Write out the full set of records below exactly.

Data:
** start **
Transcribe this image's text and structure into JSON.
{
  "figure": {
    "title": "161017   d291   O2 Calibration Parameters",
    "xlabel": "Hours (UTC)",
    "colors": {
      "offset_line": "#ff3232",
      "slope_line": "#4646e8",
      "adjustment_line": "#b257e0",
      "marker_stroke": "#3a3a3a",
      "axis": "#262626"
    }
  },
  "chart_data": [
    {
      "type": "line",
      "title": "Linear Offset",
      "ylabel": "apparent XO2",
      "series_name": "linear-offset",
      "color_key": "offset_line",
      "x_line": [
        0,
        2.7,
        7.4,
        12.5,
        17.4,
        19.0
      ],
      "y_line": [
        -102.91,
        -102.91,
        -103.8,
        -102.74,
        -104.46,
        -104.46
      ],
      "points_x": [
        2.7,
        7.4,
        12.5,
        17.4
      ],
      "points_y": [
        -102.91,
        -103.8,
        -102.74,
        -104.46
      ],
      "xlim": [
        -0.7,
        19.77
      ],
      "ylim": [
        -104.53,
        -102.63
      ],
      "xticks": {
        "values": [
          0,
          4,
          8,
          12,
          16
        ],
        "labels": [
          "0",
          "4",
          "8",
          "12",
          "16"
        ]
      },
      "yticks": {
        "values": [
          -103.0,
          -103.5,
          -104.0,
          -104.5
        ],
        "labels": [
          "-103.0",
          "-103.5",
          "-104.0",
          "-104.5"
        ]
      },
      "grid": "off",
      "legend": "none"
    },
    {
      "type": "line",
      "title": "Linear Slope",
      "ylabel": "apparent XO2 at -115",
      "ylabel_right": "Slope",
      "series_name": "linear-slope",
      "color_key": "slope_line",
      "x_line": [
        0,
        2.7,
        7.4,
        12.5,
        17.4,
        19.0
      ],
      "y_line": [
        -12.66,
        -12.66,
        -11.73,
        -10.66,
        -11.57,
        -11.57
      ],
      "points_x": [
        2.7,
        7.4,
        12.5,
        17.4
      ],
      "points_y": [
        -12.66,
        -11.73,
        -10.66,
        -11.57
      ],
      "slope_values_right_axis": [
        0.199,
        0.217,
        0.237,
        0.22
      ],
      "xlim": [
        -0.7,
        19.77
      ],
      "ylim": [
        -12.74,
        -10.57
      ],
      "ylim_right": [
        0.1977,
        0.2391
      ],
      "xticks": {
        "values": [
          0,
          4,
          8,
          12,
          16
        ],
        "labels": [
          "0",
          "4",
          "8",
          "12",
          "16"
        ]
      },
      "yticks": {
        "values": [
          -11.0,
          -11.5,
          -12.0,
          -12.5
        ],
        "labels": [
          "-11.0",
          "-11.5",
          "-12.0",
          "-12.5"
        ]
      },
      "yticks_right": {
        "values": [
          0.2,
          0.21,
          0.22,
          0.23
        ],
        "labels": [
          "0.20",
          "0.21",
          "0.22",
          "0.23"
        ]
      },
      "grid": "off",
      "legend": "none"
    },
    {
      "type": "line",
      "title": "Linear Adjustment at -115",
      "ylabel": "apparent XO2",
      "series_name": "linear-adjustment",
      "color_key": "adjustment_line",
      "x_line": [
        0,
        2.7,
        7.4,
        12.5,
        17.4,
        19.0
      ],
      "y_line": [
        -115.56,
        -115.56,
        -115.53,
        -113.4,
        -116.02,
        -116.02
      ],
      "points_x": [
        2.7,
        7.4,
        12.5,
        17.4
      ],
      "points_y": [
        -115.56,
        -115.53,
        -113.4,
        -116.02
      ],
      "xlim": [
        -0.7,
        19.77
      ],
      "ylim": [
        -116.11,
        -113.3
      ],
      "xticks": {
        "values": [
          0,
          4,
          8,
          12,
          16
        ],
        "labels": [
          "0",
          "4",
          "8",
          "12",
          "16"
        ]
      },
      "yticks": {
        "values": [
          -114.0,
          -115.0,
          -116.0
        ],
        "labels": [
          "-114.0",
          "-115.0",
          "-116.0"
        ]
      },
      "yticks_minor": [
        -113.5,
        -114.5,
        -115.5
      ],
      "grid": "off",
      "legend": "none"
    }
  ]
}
** end **
The answer:
Transcribe this image's text and structure into JSON.
{
  "figure": {
    "title": "161017   d291   O2 Calibration Parameters",
    "xlabel": "Hours (UTC)",
    "colors": {
      "offset_line": "#ff3232",
      "slope_line": "#4646e8",
      "adjustment_line": "#b257e0",
      "marker_stroke": "#3a3a3a",
      "axis": "#262626"
    }
  },
  "chart_data": [
    {
      "type": "line",
      "title": "Linear Offset",
      "ylabel": "apparent XO2",
      "series_name": "linear-offset",
      "color_key": "offset_line",
      "x_line": [
        0,
        2.7,
        7.4,
        12.5,
        17.4,
        19.0
      ],
      "y_line": [
        -102.91,
        -102.91,
        -103.8,
        -102.74,
        -104.46,
        -104.46
      ],
      "points_x": [
        2.7,
        7.4,
        12.5,
        17.4
      ],
      "points_y": [
        -102.91,
        -103.8,
        -102.74,
        -104.46
      ],
      "xlim": [
        -0.7,
        19.77
      ],
      "ylim": [
        -104.53,
        -102.63
      ],
      "xticks": {
        "values": [
          0,
          4,
          8,
          12,
          16
        ],
        "labels": [
          "0",
          "4",
          "8",
          "12",
          "16"
        ]
      },
      "yticks": {
        "values": [
          -103.0,
          -103.5,
          -104.0,
          -104.5
        ],
        "labels": [
          "-103.0",
          "-103.5",
          "-104.0",
          "-104.5"
        ]
      },
      "grid": "off",
      "legend": "none"
    },
    {
      "type": "line",
      "title": "Linear Slope",
      "ylabel": "apparent XO2 at -115",
      "ylabel_right": "Slope",
      "series_name": "linear-slope",
      "color_key": "slope_line",
      "x_line": [
        0,
        2.7,
        7.4,
        12.5,
        17.4,
        19.0
      ],
      "y_line": [
        -12.66,
        -12.66,
        -11.73,
        -10.66,
        -11.57,
        -11.57
      ],
      "points_x": [
        2.7,
        7.4,
        12.5,
        17.4
      ],
      "points_y": [
        -12.66,
        -11.73,
        -10.66,
        -11.57
      ],
      "slope_values_right_axis": [
        0.199,
        0.217,
        0.237,
        0.22
      ],
      "xlim": [
        -0.7,
        19.77
      ],
      "ylim": [
        -12.74,
        -10.57
      ],
      "ylim_right": [
        0.1977,
        0.2391
      ],
      "xticks": {
        "values": [
          0,
          4,
          8,
          12,
          16
        ],
        "labels": [
          "0",
          "4",
          "8",
          "12",
          "16"
        ]
      },
      "yticks": {
        "values": [
          -11.0,
          -11.5,
          -12.0,
          -12.5
        ],
        "labels": [
          "-11.0",
          "-11.5",
          "-12.0",
          "-12.5"
        ]
      },
      "yticks_right": {
        "values": [
          0.2,
          0.21,
          0.22,
          0.23
        ],
        "labels": [
          "0.20",
          "0.21",
          "0.22",
          "0.23"
        ]
      },
      "grid": "off",
      "legend": "none"
    },
    {
      "type": "line",
      "title": "Linear Adjustment at -115",
      "ylabel": "apparent XO2",
      "series_name": "linear-adjustment",
      "color_key": "adjustment_line",
      "x_line": [
        0,
        2.7,
        7.4,
        12.5,
        17.4,
        19.0
      ],
      "y_line": [
        -115.56,
        -115.56,
        -115.53,
        -113.4,
        -116.02,
        -116.02
      ],
      "points_x": [
        2.7,
        7.4,
        12.5,
        17.4
      ],
      "points_y": [
        -115.56,
        -115.53,
        -113.4,
        -116.02
      ],
      "xlim": [
        -0.7,
        19.77
      ],
      "ylim": [
        -116.11,
        -113.3
      ],
      "xticks": {
        "values": [
          0,
          4,
          8,
          12,
          16
        ],
        "labels": [
          "0",
          "4",
          "8",
          "12",
          "16"
        ]
      },
      "yticks": {
        "values": [
          -114.0,
          -115.0,
          -116.0
        ],
        "labels": [
          "-114.0",
          "-115.0",
          "-116.0"
        ]
      },
      "yticks_minor": [
        -113.5,
        -114.5,
        -115.5
      ],
      "grid": "off",
      "legend": "none"
    }
  ]
}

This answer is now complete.